EXERCISE MATERIAL:

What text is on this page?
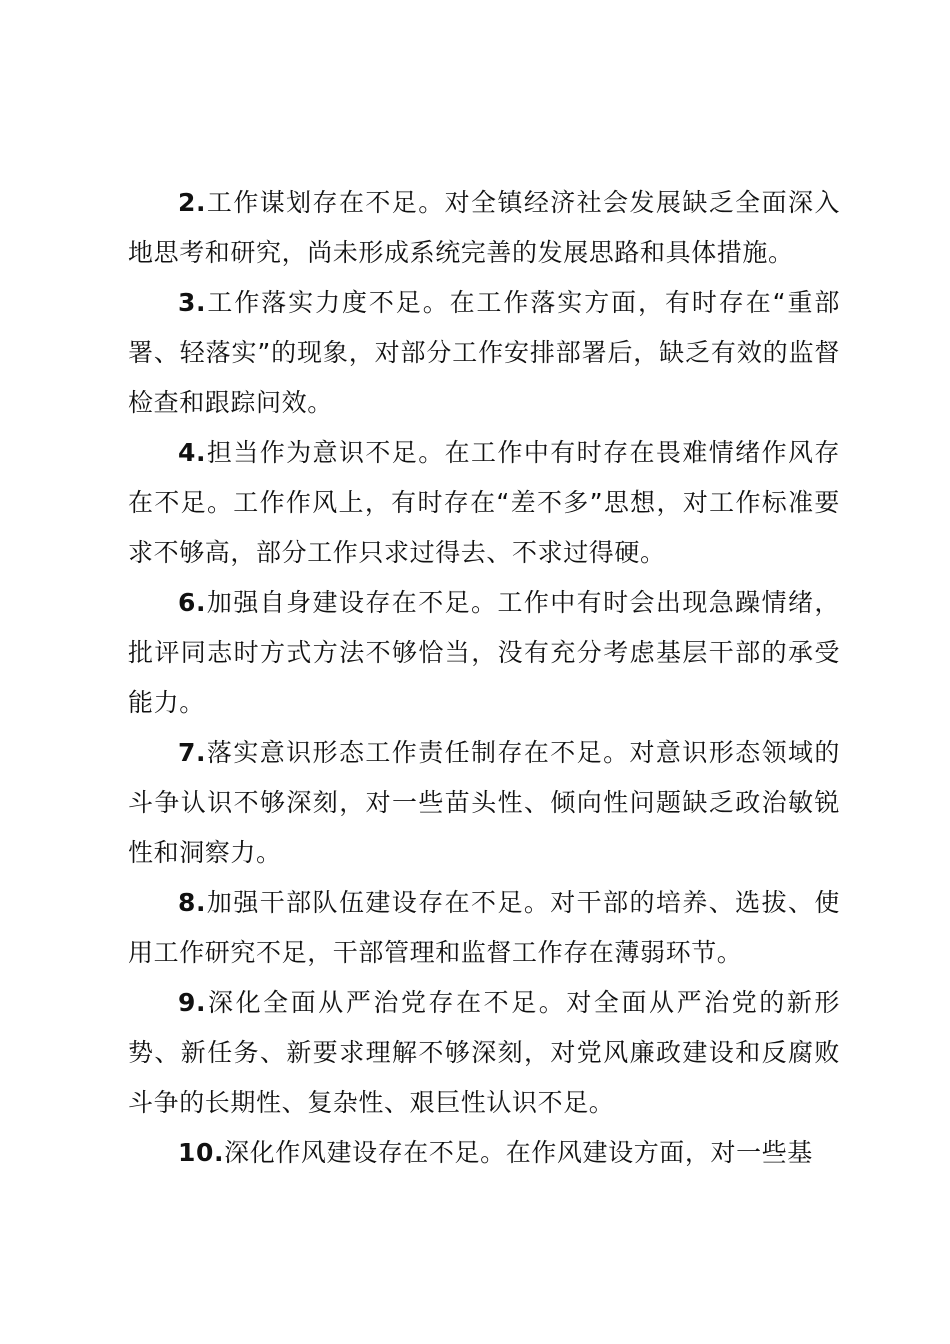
2.工作谋划存在不足。对全镇经济社会发展缺乏全面深入地思考和研究，尚未形成系统完善的发展思路和具体措施。

3.工作落实力度不足。在工作落实方面，有时存在“重部署、轻落实”的现象，对部分工作安排部署后，缺乏有效的监督检查和跟踪问效。

4.担当作为意识不足。在工作中有时存在畏难情绪作风存在不足。工作作风上，有时存在“差不多”思想，对工作标准要求不够高，部分工作只求过得去、不求过得硬。

6.加强自身建设存在不足。工作中有时会出现急躁情绪，批评同志时方式方法不够恰当，没有充分考虑基层干部的承受能力。

7.落实意识形态工作责任制存在不足。对意识形态领域的斗争认识不够深刻，对一些苗头性、倾向性问题缺乏政治敏锐性和洞察力。

8.加强干部队伍建设存在不足。对干部的培养、选拔、使用工作研究不足，干部管理和监督工作存在薄弱环节。

9.深化全面从严治党存在不足。对全面从严治党的新形势、新任务、新要求理解不够深刻，对党风廉政建设和反腐败斗争的长期性、复杂性、艰巨性认识不足。

10.深化作风建设存在不足。在作风建设方面，对一些基
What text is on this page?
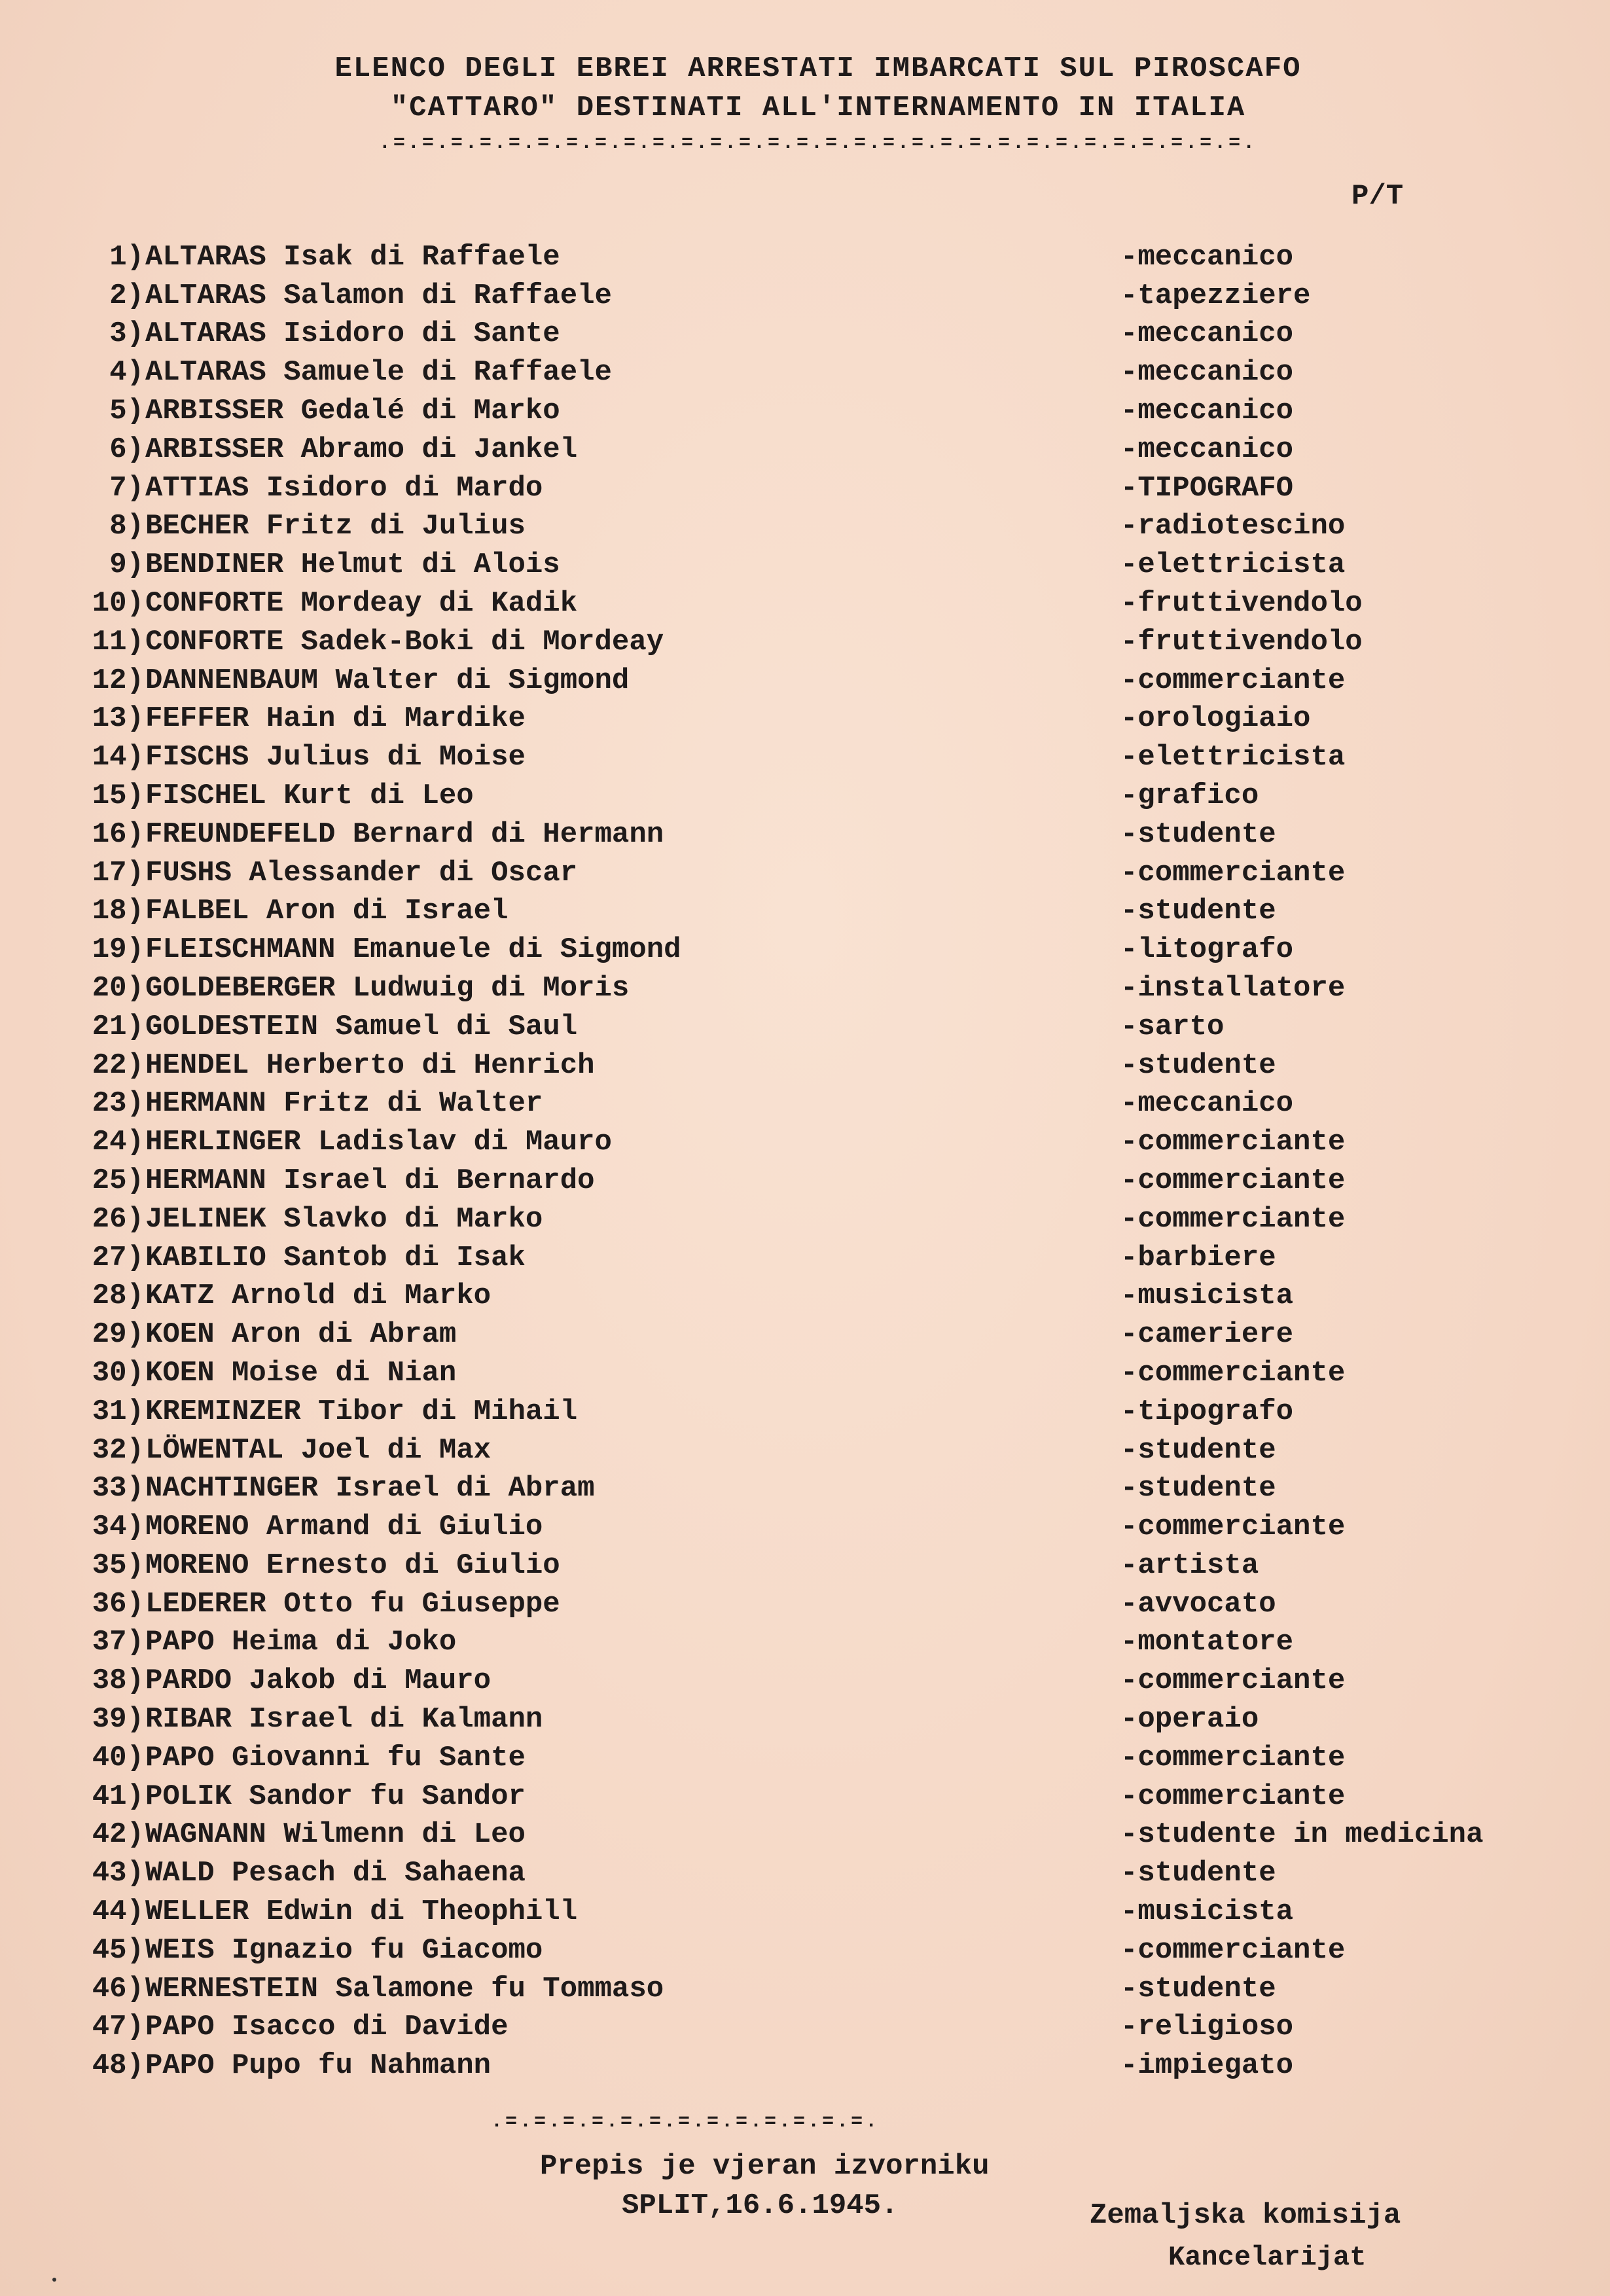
ELENCO DEGLI EBREI ARRESTATI IMBARCATI SUL PIROSCAFO
"CATTARO" DESTINATI ALL'INTERNAMENTO IN ITALIA
.=.=.=.=.=.=.=.=.=.=.=.=.=.=.=.=.=.=.=.=.=.=.=.=.=.=.=.=.=.=.
P/T
1) ALTARAS Isak di Raffaele	-meccanico
2) ALTARAS Salamon di Raffaele	-tapezziere
3) ALTARAS Isidoro di Sante	-meccanico
4) ALTARAS Samuele di Raffaele	-meccanico
5) ARBISSER Gedalé di Marko	-meccanico
6) ARBISSER Abramo di Jankel	-meccanico
7) ATTIAS Isidoro di Mardo	-TIPOGRAFO
8) BECHER Fritz di Julius	-radiotescino
9) BENDINER Helmut di Alois	-elettricista
10) CONFORTE Mordeay di Kadik	-fruttivendolo
11) CONFORTE Sadek-Boki di Mordeay	-fruttivendolo
12) DANNENBAUM Walter di Sigmond	-commerciante
13) FEFFER Hain di Mardike	-orologiaio
14) FISCHS Julius di Moise	-elettricista
15) FISCHEL Kurt di Leo	-grafico
16) FREUNDEFELD Bernard di Hermann	-studente
17) FUSHS Alessander di Oscar	-commerciante
18) FALBEL Aron di Israel	-studente
19) FLEISCHMANN Emanuele di Sigmond	-litografo
20) GOLDEBERGER Ludwuig di Moris	-installatore
21) GOLDESTEIN Samuel di Saul	-sarto
22) HENDEL Herberto di Henrich	-studente
23) HERMANN Fritz di Walter	-meccanico
24) HERLINGER Ladislav di Mauro	-commerciante
25) HERMANN Israel di Bernardo	-commerciante
26) JELINEK Slavko di Marko	-commerciante
27) KABILIO Santob di Isak	-barbiere
28) KATZ Arnold di Marko	-musicista
29) KOEN Aron di Abram	-cameriere
30) KOEN Moise di Nian	-commerciante
31) KREMINZER Tibor di Mihail	-tipografo
32) LÖWENTAL Joel di Max	-studente
33) NACHTINGER Israel di Abram	-studente
34) MORENO Armand di Giulio	-commerciante
35) MORENO Ernesto di Giulio	-artista
36) LEDERER Otto fu Giuseppe	-avvocato
37) PAPO Heima di Joko	-montatore
38) PARDO Jakob di Mauro	-commerciante
39) RIBAR Israel di Kalmann	-operaio
40) PAPO Giovanni fu Sante	-commerciante
41) POLIK Sandor fu Sandor	-commerciante
42) WAGNANN Wilmenn di Leo	-studente in medicina
43) WALD Pesach di Sahaena	-studente
44) WELLER Edwin di Theophill	-musicista
45) WEIS Ignazio fu Giacomo	-commerciante
46) WERNESTEIN Salamone fu Tommaso	-studente
47) PAPO Isacco di Davide	-religioso
48) PAPO Pupo fu Nahmann	-impiegato
.=.=.=.=.=.=.=.=.=.=.=.=.=.
Prepis je vjeran izvorniku
SPLIT,16.6.1945.	Zemaljska komisija
Kancelarijat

PROBLEM TO WORK ON: Every line of the data above should be quoted exactly. Omit the pictures.

OUTPUT FOR THIS EXERCISE:
What text is on this page?
2.工作谋划存在不足。对全镇经济社会发展缺乏全面深入地思考和研究，尚未形成系统完善的发展思路和具体措施。

3.工作落实力度不足。在工作落实方面，有时存在“重部署、轻落实”的现象，对部分工作安排部署后，缺乏有效的监督检查和跟踪问效。

4.担当作为意识不足。在工作中有时存在畏难情绪作风存在不足。工作作风上，有时存在“差不多”思想，对工作标准要求不够高，部分工作只求过得去、不求过得硬。

6.加强自身建设存在不足。工作中有时会出现急躁情绪，批评同志时方式方法不够恰当，没有充分考虑基层干部的承受能力。

7.落实意识形态工作责任制存在不足。对意识形态领域的斗争认识不够深刻，对一些苗头性、倾向性问题缺乏政治敏锐性和洞察力。

8.加强干部队伍建设存在不足。对干部的培养、选拔、使用工作研究不足，干部管理和监督工作存在薄弱环节。

9.深化全面从严治党存在不足。对全面从严治党的新形势、新任务、新要求理解不够深刻，对党风廉政建设和反腐败斗争的长期性、复杂性、艰巨性认识不足。

10.深化作风建设存在不足。在作风建设方面，对一些基
What text is on this page?
ELENCO DEGLI EBREI ARRESTATI IMBARCATI SUL PIROSCAFO
"CATTARO" DESTINATI ALL'INTERNAMENTO IN ITALIA
.=.=.=.=.=.=.=.=.=.=.=.=.=.=.=.=.=.=.=.=.=.=.=.=.=.=.=.=.=.=.
P/T
1) ALTARAS Isak di Raffaele	-meccanico
2) ALTARAS Salamon di Raffaele	-tapezziere
3) ALTARAS Isidoro di Sante	-meccanico
4) ALTARAS Samuele di Raffaele	-meccanico
5) ARBISSER Gedalé di Marko	-meccanico
6) ARBISSER Abramo di Jankel	-meccanico
7) ATTIAS Isidoro di Mardo	-TIPOGRAFO
8) BECHER Fritz di Julius	-radiotescino
9) BENDINER Helmut di Alois	-elettricista
10) CONFORTE Mordeay di Kadik	-fruttivendolo
11) CONFORTE Sadek-Boki di Mordeay	-fruttivendolo
12) DANNENBAUM Walter di Sigmond	-commerciante
13) FEFFER Hain di Mardike	-orologiaio
14) FISCHS Julius di Moise	-elettricista
15) FISCHEL Kurt di Leo	-grafico
16) FREUNDEFELD Bernard di Hermann	-studente
17) FUSHS Alessander di Oscar	-commerciante
18) FALBEL Aron di Israel	-studente
19) FLEISCHMANN Emanuele di Sigmond	-litografo
20) GOLDEBERGER Ludwuig di Moris	-installatore
21) GOLDESTEIN Samuel di Saul	-sarto
22) HENDEL Herberto di Henrich	-studente
23) HERMANN Fritz di Walter	-meccanico
24) HERLINGER Ladislav di Mauro	-commerciante
25) HERMANN Israel di Bernardo	-commerciante
26) JELINEK Slavko di Marko	-commerciante
27) KABILIO Santob di Isak	-barbiere
28) KATZ Arnold di Marko	-musicista
29) KOEN Aron di Abram	-cameriere
30) KOEN Moise di Nian	-commerciante
31) KREMINZER Tibor di Mihail	-tipografo
32) LÖWENTAL Joel di Max	-studente
33) NACHTINGER Israel di Abram	-studente
34) MORENO Armand di Giulio	-commerciante
35) MORENO Ernesto di Giulio	-artista
36) LEDERER Otto fu Giuseppe	-avvocato
37) PAPO Heima di Joko	-montatore
38) PARDO Jakob di Mauro	-commerciante
39) RIBAR Israel di Kalmann	-operaio
40) PAPO Giovanni fu Sante	-commerciante
41) POLIK Sandor fu Sandor	-commerciante
42) WAGNANN Wilmenn di Leo	-studente in medicina
43) WALD Pesach di Sahaena	-studente
44) WELLER Edwin di Theophill	-musicista
45) WEIS Ignazio fu Giacomo	-commerciante
46) WERNESTEIN Salamone fu Tommaso	-studente
47) PAPO Isacco di Davide	-religioso
48) PAPO Pupo fu Nahmann	-impiegato
.=.=.=.=.=.=.=.=.=.=.=.=.=.
Prepis je vjeran izvorniku
SPLIT,16.6.1945.	Zemaljska komisija
Kancelarijat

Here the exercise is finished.